Given instruction => Take down each entry exactly as written.

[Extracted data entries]
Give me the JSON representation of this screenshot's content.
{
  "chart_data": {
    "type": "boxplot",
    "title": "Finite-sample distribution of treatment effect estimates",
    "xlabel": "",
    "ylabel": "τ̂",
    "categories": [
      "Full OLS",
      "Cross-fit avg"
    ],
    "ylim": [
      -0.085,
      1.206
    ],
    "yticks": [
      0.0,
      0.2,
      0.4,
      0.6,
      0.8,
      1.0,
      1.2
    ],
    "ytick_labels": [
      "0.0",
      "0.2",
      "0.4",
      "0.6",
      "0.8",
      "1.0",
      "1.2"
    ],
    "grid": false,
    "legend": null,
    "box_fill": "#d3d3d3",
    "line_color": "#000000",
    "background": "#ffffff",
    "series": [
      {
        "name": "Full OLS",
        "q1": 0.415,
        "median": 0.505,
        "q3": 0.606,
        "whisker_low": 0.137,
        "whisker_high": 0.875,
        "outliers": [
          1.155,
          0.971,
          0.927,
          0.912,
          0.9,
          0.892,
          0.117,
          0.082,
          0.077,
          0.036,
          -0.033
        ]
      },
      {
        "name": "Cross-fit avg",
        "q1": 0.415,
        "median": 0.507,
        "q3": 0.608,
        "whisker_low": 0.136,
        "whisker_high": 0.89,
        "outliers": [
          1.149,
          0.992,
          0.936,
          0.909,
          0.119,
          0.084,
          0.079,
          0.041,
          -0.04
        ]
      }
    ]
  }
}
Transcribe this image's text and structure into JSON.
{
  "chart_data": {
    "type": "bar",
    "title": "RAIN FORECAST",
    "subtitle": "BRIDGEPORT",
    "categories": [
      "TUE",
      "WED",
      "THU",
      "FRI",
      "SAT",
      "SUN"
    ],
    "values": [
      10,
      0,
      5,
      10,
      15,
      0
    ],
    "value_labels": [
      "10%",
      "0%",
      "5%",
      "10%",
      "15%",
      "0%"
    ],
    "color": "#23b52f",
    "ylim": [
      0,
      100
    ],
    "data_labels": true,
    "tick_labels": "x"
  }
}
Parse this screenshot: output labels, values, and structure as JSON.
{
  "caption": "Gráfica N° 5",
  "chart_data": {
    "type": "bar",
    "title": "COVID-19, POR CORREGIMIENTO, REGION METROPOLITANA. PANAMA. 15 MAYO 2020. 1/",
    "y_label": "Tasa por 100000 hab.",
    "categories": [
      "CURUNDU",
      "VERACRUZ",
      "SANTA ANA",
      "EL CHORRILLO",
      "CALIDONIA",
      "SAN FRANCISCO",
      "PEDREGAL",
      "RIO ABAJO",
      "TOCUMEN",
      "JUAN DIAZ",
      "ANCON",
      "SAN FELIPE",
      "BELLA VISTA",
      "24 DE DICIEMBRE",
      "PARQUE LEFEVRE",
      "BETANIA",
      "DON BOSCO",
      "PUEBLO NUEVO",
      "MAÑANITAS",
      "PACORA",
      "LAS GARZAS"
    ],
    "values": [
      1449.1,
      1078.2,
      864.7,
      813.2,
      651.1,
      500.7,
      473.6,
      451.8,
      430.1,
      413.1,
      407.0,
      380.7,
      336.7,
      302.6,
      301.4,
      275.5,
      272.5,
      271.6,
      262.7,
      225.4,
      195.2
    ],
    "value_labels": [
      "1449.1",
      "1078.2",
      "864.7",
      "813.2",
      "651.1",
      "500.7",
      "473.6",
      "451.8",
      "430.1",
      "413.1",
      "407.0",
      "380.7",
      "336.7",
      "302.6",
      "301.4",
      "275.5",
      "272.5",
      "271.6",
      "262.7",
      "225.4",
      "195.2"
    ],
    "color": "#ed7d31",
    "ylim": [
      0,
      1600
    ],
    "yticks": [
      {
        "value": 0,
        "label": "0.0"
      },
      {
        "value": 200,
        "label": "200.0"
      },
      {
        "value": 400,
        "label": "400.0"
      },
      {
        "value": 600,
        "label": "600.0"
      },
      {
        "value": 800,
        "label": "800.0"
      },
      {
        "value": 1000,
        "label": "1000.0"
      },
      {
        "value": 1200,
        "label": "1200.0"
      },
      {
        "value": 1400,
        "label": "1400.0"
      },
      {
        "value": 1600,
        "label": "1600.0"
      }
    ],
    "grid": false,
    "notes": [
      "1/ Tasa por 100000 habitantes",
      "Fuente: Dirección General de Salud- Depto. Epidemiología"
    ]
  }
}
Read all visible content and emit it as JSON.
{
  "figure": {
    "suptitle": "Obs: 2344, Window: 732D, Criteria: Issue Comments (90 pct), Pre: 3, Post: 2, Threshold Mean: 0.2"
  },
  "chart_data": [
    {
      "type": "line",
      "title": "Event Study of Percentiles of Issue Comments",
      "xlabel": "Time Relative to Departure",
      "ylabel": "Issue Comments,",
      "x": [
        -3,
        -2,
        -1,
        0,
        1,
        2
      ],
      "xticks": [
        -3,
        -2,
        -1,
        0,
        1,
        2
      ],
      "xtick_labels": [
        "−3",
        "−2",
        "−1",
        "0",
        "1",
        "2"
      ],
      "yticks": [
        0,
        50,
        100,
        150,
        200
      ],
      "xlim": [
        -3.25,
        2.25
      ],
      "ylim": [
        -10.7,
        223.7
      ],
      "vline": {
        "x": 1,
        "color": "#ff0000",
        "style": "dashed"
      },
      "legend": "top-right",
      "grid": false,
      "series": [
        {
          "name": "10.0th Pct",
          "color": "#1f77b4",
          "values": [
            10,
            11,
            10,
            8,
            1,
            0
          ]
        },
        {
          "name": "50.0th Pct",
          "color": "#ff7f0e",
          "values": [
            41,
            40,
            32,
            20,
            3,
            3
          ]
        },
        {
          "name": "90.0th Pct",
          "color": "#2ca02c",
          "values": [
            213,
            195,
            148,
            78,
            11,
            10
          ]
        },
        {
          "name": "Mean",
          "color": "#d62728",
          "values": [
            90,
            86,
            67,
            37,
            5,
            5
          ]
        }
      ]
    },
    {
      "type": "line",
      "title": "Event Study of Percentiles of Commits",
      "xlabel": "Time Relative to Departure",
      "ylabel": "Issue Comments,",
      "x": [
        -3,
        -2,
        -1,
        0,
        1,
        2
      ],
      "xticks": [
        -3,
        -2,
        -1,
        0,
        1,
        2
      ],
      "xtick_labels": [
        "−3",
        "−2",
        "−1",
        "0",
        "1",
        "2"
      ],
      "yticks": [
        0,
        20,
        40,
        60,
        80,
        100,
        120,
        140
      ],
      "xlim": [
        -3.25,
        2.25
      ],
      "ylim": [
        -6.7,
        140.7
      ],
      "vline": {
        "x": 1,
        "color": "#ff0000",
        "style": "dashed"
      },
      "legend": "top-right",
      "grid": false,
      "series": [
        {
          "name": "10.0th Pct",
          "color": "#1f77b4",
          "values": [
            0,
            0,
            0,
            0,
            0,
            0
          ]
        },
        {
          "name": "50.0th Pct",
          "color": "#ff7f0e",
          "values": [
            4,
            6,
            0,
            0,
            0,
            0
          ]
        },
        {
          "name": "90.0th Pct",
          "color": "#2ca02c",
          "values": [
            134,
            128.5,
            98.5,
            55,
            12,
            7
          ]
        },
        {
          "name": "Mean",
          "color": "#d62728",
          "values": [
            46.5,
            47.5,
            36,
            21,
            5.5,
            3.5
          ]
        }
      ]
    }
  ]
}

Task solution =>
Give me the JSON representation of this screenshot's content.
{
  "chart_data": {
    "type": "boxplot",
    "title": "Finite-sample distribution of treatment effect estimates",
    "xlabel": "",
    "ylabel": "τ̂",
    "categories": [
      "Full OLS",
      "Cross-fit avg"
    ],
    "ylim": [
      -0.085,
      1.206
    ],
    "yticks": [
      0.0,
      0.2,
      0.4,
      0.6,
      0.8,
      1.0,
      1.2
    ],
    "ytick_labels": [
      "0.0",
      "0.2",
      "0.4",
      "0.6",
      "0.8",
      "1.0",
      "1.2"
    ],
    "grid": false,
    "legend": null,
    "box_fill": "#d3d3d3",
    "line_color": "#000000",
    "background": "#ffffff",
    "series": [
      {
        "name": "Full OLS",
        "q1": 0.415,
        "median": 0.505,
        "q3": 0.606,
        "whisker_low": 0.137,
        "whisker_high": 0.875,
        "outliers": [
          1.155,
          0.971,
          0.927,
          0.912,
          0.9,
          0.892,
          0.117,
          0.082,
          0.077,
          0.036,
          -0.033
        ]
      },
      {
        "name": "Cross-fit avg",
        "q1": 0.415,
        "median": 0.507,
        "q3": 0.608,
        "whisker_low": 0.136,
        "whisker_high": 0.89,
        "outliers": [
          1.149,
          0.992,
          0.936,
          0.909,
          0.119,
          0.084,
          0.079,
          0.041,
          -0.04
        ]
      }
    ]
  }
}
Transcribe this image's text and structure into JSON.
{
  "chart_data": {
    "type": "bar",
    "title": "RAIN FORECAST",
    "subtitle": "BRIDGEPORT",
    "categories": [
      "TUE",
      "WED",
      "THU",
      "FRI",
      "SAT",
      "SUN"
    ],
    "values": [
      10,
      0,
      5,
      10,
      15,
      0
    ],
    "value_labels": [
      "10%",
      "0%",
      "5%",
      "10%",
      "15%",
      "0%"
    ],
    "color": "#23b52f",
    "ylim": [
      0,
      100
    ],
    "data_labels": true,
    "tick_labels": "x"
  }
}
Parse this screenshot: output labels, values, and structure as JSON.
{
  "caption": "Gráfica N° 5",
  "chart_data": {
    "type": "bar",
    "title": "COVID-19, POR CORREGIMIENTO, REGION METROPOLITANA. PANAMA. 15 MAYO 2020. 1/",
    "y_label": "Tasa por 100000 hab.",
    "categories": [
      "CURUNDU",
      "VERACRUZ",
      "SANTA ANA",
      "EL CHORRILLO",
      "CALIDONIA",
      "SAN FRANCISCO",
      "PEDREGAL",
      "RIO ABAJO",
      "TOCUMEN",
      "JUAN DIAZ",
      "ANCON",
      "SAN FELIPE",
      "BELLA VISTA",
      "24 DE DICIEMBRE",
      "PARQUE LEFEVRE",
      "BETANIA",
      "DON BOSCO",
      "PUEBLO NUEVO",
      "MAÑANITAS",
      "PACORA",
      "LAS GARZAS"
    ],
    "values": [
      1449.1,
      1078.2,
      864.7,
      813.2,
      651.1,
      500.7,
      473.6,
      451.8,
      430.1,
      413.1,
      407.0,
      380.7,
      336.7,
      302.6,
      301.4,
      275.5,
      272.5,
      271.6,
      262.7,
      225.4,
      195.2
    ],
    "value_labels": [
      "1449.1",
      "1078.2",
      "864.7",
      "813.2",
      "651.1",
      "500.7",
      "473.6",
      "451.8",
      "430.1",
      "413.1",
      "407.0",
      "380.7",
      "336.7",
      "302.6",
      "301.4",
      "275.5",
      "272.5",
      "271.6",
      "262.7",
      "225.4",
      "195.2"
    ],
    "color": "#ed7d31",
    "ylim": [
      0,
      1600
    ],
    "yticks": [
      {
        "value": 0,
        "label": "0.0"
      },
      {
        "value": 200,
        "label": "200.0"
      },
      {
        "value": 400,
        "label": "400.0"
      },
      {
        "value": 600,
        "label": "600.0"
      },
      {
        "value": 800,
        "label": "800.0"
      },
      {
        "value": 1000,
        "label": "1000.0"
      },
      {
        "value": 1200,
        "label": "1200.0"
      },
      {
        "value": 1400,
        "label": "1400.0"
      },
      {
        "value": 1600,
        "label": "1600.0"
      }
    ],
    "grid": false,
    "notes": [
      "1/ Tasa por 100000 habitantes",
      "Fuente: Dirección General de Salud- Depto. Epidemiología"
    ]
  }
}
Read all visible content and emit it as JSON.
{
  "figure": {
    "suptitle": "Obs: 2344, Window: 732D, Criteria: Issue Comments (90 pct), Pre: 3, Post: 2, Threshold Mean: 0.2"
  },
  "chart_data": [
    {
      "type": "line",
      "title": "Event Study of Percentiles of Issue Comments",
      "xlabel": "Time Relative to Departure",
      "ylabel": "Issue Comments,",
      "x": [
        -3,
        -2,
        -1,
        0,
        1,
        2
      ],
      "xticks": [
        -3,
        -2,
        -1,
        0,
        1,
        2
      ],
      "xtick_labels": [
        "−3",
        "−2",
        "−1",
        "0",
        "1",
        "2"
      ],
      "yticks": [
        0,
        50,
        100,
        150,
        200
      ],
      "xlim": [
        -3.25,
        2.25
      ],
      "ylim": [
        -10.7,
        223.7
      ],
      "vline": {
        "x": 1,
        "color": "#ff0000",
        "style": "dashed"
      },
      "legend": "top-right",
      "grid": false,
      "series": [
        {
          "name": "10.0th Pct",
          "color": "#1f77b4",
          "values": [
            10,
            11,
            10,
            8,
            1,
            0
          ]
        },
        {
          "name": "50.0th Pct",
          "color": "#ff7f0e",
          "values": [
            41,
            40,
            32,
            20,
            3,
            3
          ]
        },
        {
          "name": "90.0th Pct",
          "color": "#2ca02c",
          "values": [
            213,
            195,
            148,
            78,
            11,
            10
          ]
        },
        {
          "name": "Mean",
          "color": "#d62728",
          "values": [
            90,
            86,
            67,
            37,
            5,
            5
          ]
        }
      ]
    },
    {
      "type": "line",
      "title": "Event Study of Percentiles of Commits",
      "xlabel": "Time Relative to Departure",
      "ylabel": "Issue Comments,",
      "x": [
        -3,
        -2,
        -1,
        0,
        1,
        2
      ],
      "xticks": [
        -3,
        -2,
        -1,
        0,
        1,
        2
      ],
      "xtick_labels": [
        "−3",
        "−2",
        "−1",
        "0",
        "1",
        "2"
      ],
      "yticks": [
        0,
        20,
        40,
        60,
        80,
        100,
        120,
        140
      ],
      "xlim": [
        -3.25,
        2.25
      ],
      "ylim": [
        -6.7,
        140.7
      ],
      "vline": {
        "x": 1,
        "color": "#ff0000",
        "style": "dashed"
      },
      "legend": "top-right",
      "grid": false,
      "series": [
        {
          "name": "10.0th Pct",
          "color": "#1f77b4",
          "values": [
            0,
            0,
            0,
            0,
            0,
            0
          ]
        },
        {
          "name": "50.0th Pct",
          "color": "#ff7f0e",
          "values": [
            4,
            6,
            0,
            0,
            0,
            0
          ]
        },
        {
          "name": "90.0th Pct",
          "color": "#2ca02c",
          "values": [
            134,
            128.5,
            98.5,
            55,
            12,
            7
          ]
        },
        {
          "name": "Mean",
          "color": "#d62728",
          "values": [
            46.5,
            47.5,
            36,
            21,
            5.5,
            3.5
          ]
        }
      ]
    }
  ]
}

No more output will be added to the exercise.